═════ DATA PROVIDED

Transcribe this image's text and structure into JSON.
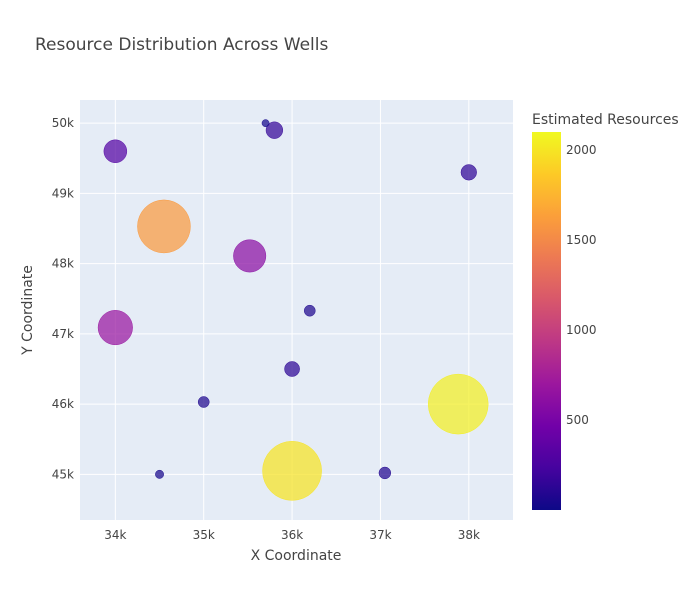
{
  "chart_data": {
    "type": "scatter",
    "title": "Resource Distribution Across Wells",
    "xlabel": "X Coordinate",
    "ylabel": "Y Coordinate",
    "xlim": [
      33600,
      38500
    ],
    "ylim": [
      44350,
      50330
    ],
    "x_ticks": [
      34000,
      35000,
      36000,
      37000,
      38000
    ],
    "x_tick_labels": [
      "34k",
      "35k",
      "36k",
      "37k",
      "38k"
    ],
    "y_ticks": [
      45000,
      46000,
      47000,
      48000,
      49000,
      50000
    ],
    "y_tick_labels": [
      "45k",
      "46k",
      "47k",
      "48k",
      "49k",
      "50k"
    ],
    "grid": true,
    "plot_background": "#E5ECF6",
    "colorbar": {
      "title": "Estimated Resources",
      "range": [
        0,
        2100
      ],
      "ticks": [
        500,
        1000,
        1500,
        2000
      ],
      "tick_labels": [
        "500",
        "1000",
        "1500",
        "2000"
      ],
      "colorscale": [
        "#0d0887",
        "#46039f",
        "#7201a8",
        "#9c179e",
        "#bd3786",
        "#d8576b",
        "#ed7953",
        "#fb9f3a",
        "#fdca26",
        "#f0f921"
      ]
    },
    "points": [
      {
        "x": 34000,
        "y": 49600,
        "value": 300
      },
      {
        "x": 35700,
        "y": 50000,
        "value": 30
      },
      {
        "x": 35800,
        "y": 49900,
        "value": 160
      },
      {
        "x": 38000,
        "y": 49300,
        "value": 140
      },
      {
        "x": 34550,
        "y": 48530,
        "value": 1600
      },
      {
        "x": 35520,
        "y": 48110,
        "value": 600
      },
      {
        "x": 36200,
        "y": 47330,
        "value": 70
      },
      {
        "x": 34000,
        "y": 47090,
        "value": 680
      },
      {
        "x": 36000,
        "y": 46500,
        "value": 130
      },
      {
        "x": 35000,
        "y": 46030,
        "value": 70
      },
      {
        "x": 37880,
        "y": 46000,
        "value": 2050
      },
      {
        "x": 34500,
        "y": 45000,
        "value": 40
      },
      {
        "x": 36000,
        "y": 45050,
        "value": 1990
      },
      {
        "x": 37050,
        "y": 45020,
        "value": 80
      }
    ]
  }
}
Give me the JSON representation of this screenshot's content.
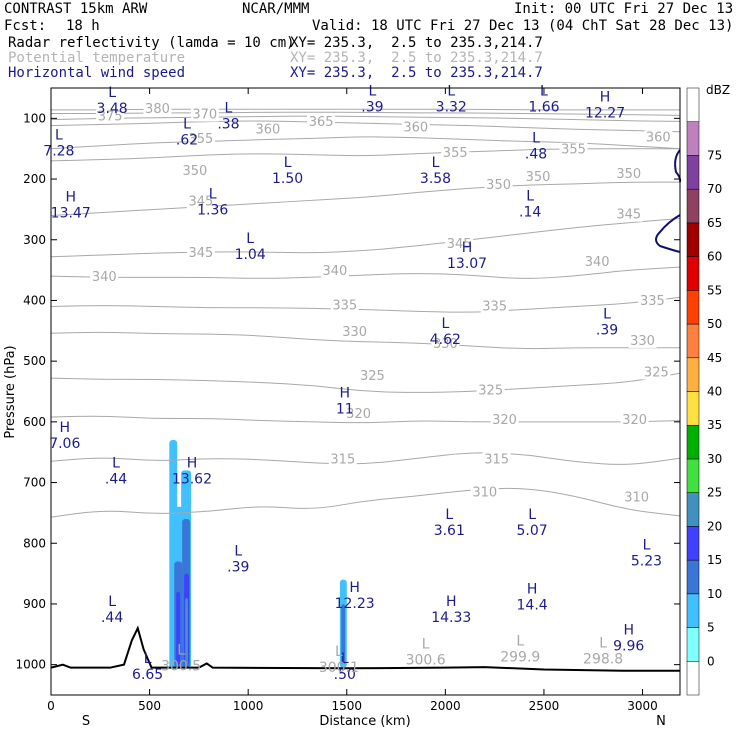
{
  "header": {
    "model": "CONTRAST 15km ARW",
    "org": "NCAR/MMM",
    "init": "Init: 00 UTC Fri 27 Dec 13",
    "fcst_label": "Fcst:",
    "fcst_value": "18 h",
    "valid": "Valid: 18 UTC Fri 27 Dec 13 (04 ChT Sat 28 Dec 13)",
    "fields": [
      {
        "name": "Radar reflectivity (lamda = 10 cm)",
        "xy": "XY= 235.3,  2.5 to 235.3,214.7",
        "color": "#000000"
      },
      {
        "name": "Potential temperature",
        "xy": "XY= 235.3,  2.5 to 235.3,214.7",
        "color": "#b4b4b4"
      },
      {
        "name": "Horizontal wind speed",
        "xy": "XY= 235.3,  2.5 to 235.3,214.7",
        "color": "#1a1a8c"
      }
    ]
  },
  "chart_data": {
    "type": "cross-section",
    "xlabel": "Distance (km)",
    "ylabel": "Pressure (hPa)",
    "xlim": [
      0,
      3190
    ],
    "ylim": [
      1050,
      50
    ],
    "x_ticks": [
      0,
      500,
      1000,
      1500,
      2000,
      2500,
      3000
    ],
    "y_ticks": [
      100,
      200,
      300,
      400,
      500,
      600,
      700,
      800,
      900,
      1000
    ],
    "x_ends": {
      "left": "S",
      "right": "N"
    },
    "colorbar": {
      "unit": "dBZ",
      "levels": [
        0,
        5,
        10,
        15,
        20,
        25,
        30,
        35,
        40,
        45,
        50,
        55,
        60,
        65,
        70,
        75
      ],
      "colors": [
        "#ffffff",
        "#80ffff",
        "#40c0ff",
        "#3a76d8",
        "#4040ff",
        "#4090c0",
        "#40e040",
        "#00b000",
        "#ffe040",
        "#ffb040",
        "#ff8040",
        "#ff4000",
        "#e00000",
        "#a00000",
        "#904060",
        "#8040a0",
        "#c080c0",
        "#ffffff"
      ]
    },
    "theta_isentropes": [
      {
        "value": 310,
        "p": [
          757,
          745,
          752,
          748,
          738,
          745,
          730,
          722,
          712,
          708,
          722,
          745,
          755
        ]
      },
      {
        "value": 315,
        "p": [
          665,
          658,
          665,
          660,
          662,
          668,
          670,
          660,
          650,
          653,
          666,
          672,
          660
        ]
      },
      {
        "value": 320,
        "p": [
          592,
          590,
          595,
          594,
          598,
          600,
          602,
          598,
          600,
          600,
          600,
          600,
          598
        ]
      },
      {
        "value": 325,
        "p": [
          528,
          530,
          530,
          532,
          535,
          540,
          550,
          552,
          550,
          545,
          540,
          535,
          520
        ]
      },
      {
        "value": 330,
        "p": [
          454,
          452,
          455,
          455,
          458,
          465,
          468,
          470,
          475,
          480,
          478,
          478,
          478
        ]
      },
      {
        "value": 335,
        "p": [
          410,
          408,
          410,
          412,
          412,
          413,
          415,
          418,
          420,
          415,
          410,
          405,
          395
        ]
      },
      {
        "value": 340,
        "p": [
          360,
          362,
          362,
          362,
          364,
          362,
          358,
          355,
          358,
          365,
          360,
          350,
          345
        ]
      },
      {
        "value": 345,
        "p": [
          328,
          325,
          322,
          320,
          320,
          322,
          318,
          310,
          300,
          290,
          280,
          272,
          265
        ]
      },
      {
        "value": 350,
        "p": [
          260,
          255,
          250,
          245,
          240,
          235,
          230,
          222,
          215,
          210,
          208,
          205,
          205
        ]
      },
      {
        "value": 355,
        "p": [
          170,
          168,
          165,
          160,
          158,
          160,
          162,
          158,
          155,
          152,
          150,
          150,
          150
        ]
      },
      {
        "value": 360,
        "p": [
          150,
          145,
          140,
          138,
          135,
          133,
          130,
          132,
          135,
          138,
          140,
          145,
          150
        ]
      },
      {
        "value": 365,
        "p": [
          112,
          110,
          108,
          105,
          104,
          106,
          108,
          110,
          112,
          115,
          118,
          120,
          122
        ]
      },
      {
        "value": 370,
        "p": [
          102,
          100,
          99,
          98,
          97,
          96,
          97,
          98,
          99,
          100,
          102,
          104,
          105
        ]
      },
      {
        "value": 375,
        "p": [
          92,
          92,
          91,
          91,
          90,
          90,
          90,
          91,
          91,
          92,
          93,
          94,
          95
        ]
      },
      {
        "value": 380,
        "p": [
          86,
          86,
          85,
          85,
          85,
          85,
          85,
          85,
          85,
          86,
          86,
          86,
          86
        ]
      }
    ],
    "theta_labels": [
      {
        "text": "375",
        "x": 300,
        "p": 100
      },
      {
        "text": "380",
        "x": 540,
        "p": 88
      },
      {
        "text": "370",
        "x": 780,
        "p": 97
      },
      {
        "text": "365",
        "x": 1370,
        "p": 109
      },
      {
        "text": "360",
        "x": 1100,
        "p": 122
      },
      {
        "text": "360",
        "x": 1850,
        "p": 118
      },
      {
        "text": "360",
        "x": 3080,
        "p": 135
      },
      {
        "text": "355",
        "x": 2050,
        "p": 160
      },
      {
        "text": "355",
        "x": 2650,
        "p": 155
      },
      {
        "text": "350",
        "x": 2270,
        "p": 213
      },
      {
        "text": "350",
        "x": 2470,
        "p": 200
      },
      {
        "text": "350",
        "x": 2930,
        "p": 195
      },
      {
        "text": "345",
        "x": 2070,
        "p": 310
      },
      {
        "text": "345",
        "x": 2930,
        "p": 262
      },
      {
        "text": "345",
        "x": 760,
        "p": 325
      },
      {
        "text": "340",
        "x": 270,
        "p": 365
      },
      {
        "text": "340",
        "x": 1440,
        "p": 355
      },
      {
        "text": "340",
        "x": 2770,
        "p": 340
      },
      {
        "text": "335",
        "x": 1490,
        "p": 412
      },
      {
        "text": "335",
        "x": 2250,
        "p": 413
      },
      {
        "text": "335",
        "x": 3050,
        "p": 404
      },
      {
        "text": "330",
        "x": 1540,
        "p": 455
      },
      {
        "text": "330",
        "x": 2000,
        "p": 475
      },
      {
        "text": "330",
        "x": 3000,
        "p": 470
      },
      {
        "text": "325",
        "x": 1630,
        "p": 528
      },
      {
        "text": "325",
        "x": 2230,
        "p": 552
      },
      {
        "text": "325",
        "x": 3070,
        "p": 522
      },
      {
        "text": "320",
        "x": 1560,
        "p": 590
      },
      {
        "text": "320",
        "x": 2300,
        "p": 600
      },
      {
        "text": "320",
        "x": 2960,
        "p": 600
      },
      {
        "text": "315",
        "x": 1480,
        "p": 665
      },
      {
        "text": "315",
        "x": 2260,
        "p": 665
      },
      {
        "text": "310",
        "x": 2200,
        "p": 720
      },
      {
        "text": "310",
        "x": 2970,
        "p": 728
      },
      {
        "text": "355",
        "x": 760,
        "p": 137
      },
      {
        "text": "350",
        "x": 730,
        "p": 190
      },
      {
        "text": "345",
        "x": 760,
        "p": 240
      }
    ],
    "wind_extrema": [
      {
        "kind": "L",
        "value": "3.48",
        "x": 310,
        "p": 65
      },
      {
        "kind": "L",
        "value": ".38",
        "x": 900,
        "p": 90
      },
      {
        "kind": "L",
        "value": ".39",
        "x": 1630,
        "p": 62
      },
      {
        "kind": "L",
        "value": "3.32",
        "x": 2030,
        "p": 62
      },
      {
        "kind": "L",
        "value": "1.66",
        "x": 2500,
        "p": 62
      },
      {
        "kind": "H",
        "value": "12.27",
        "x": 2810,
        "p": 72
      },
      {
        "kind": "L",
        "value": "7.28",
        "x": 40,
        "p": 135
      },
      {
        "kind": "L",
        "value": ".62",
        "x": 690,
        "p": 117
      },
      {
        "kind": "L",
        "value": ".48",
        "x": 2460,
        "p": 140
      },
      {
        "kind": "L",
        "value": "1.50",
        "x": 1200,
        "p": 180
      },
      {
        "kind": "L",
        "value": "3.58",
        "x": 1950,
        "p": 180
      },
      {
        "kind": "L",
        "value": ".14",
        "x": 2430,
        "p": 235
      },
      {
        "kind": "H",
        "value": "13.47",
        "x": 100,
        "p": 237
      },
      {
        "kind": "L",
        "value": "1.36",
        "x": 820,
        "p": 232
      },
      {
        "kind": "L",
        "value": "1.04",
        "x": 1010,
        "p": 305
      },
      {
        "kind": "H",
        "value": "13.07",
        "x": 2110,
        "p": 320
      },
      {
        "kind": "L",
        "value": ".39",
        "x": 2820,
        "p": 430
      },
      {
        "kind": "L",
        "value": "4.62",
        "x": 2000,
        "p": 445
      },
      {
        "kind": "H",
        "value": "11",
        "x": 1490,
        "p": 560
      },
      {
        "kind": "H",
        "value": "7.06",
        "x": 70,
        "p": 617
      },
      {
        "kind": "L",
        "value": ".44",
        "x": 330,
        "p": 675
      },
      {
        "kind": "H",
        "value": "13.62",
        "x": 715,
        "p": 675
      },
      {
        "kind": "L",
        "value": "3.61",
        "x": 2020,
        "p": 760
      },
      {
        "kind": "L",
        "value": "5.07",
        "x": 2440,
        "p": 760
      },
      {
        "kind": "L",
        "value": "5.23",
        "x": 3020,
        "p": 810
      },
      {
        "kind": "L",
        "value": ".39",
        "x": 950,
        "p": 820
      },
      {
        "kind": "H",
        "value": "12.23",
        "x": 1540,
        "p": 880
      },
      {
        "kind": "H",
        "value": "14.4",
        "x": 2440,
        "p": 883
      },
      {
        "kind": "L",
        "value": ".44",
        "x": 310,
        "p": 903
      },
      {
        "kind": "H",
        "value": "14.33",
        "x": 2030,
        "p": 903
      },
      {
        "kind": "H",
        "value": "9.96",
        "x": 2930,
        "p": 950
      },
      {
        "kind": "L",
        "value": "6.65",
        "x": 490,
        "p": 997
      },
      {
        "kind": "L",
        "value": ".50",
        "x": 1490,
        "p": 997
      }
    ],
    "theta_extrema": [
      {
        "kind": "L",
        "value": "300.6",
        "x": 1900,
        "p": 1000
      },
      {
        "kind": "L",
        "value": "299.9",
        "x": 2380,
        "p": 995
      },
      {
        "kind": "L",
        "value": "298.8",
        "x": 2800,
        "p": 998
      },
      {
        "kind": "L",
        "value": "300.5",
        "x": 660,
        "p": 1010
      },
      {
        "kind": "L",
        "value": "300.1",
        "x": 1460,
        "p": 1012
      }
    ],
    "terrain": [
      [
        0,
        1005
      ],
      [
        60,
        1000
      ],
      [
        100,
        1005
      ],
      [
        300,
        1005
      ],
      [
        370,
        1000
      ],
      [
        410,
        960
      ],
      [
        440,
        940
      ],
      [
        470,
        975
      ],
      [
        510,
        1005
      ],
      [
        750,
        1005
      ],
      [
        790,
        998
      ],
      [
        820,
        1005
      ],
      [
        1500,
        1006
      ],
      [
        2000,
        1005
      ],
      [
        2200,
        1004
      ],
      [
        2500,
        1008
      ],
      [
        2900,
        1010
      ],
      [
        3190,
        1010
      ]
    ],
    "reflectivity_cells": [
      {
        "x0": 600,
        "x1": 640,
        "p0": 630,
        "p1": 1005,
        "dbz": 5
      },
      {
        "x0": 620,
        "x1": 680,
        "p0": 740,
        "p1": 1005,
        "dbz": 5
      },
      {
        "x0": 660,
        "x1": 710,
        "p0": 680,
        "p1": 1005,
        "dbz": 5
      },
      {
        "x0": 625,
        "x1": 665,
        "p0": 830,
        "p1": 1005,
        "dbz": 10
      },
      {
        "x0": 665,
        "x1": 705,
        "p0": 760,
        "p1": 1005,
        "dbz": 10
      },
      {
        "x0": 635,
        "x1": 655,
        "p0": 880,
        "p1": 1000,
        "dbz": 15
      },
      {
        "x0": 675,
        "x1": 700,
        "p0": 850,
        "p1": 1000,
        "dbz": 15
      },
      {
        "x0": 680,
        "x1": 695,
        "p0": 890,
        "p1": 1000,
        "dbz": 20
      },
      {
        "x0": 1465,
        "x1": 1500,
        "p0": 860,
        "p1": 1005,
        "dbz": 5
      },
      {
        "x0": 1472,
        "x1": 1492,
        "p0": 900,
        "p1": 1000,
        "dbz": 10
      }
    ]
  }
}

══════════

**SET TASK:** Report only the count of lines that include the string "xlabel".

**SOLUTION BELOW:** 2